Friday, April 24, 2015

Happy Arbor Day! :)

Dear Members, Alumni, and Friends of the James Scholar Advisory & Leadership Team:

Today, the last Friday in April, is Arbor Day throughout the United States. It’s a great day to spend some time outdoors, enjoy Nature’s hidden wonder all around us, and maybe even plant a tree for the future! This bouquet of poems was chosen in honor of Arbor Day and the beautiful springtime that we’re having in Central Illinois.

“Trees” by Joyce Kilmer (1886-1918)

I think that I shall never see
A poem lovely as a tree.
A tree whose hungry mouth is prest
Against the sweet earth’s flowing breast;
A tree that looks at God all day,
And lifts her leafy arms to pray;
A tree that may in summer wear
A nest of robins in her hair;
Upon whose bosom snow has lain;
Who intimately lives with rain.
Poems are made by fools like me,
But only God can make a tree.

Prologue to the Canterbury Tales
By Geoffrey Chaucer (1340-1400)

When April with his showers sweet with fruit
The drought of March has pierced unto the root
And bathed each vein with liquor that has power
To generate therein and sire the flower;
When Zephyr also has, with his sweet breath,
Quickened again, in every holt and heath,
The tender shoots and buds, and the young sun
Into the Ram one half his course has run,
And many little birds make melody
That sleep through all the night with open eye
(So Nature pricks them on to ramp and rage) –
Then do folk long to go on pilgrimage,
And palmers to go seeking out strange strands,
To distant shrines well known in sundry lands.

## [Exercise set]
(1) Answer these questions about the Arbor Day post, giving each answer on its own line:
(a) On what day is Arbor Day observed, according to the post?
(b) What years are given for Joyce Kilmer?
(c) In the Chaucer prologue, what do April's showers pierce unto the root?
(2) List every activity the Arbor Day post suggests for the day.
(3) Go on with the Arbor Day post from the point where it stops.

## [Information provided]
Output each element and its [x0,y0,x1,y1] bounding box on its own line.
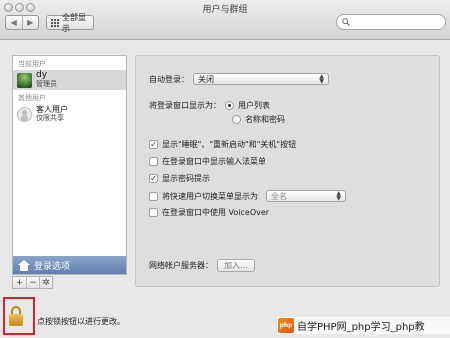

## [Responses by task]
(1)
(a) The last Friday in April.
(b) 1886-1918.
(c) The drought of March.

(2)
- Spend some time outdoors
- Enjoy Nature's hidden wonder all around us
- Plant a tree for the future

(3)
Selected Poems by Evaleen Stein (1863-1923)

“Dandelion”

Hey-a-day-a-day, my dear! Dandelion time!
Come, and let us make for them a pretty little rhyme!
See the meadows twinkling now, beautiful and bright
As the sky when through the blue shine the stars at night!
Once upon a time, folks say, mighty kings of old
Met upon a splendid field called “The Cloth of Gold.”
But, we wonder, could it be there was ever seen
Brighter gold than glitters now in our meadows green?
Dandelions, dandelions, shining through the dew,
Let the kings have Cloth of Gold, but let us have you!

“Up, Little Ones!”

A robin redbreast, fluting there
Upon the apple-bough,
Is telling all the world how fair
Are apple-blossoms now;
The honey-dew its sweetness spills
From cuckoo-cups, and all
The crocuses and daffodils
Are dressed for festival!

Such pretty things are to be seen,
Such pleasant things to do,
The April earth it is so green,
The April sky so blue,
The path from dawn to even-song
So joyous is to-day,
Up, little ones! and dance along
The lilac-scented way!


Happy Arbor Day & Merry Marathon Weekend! :)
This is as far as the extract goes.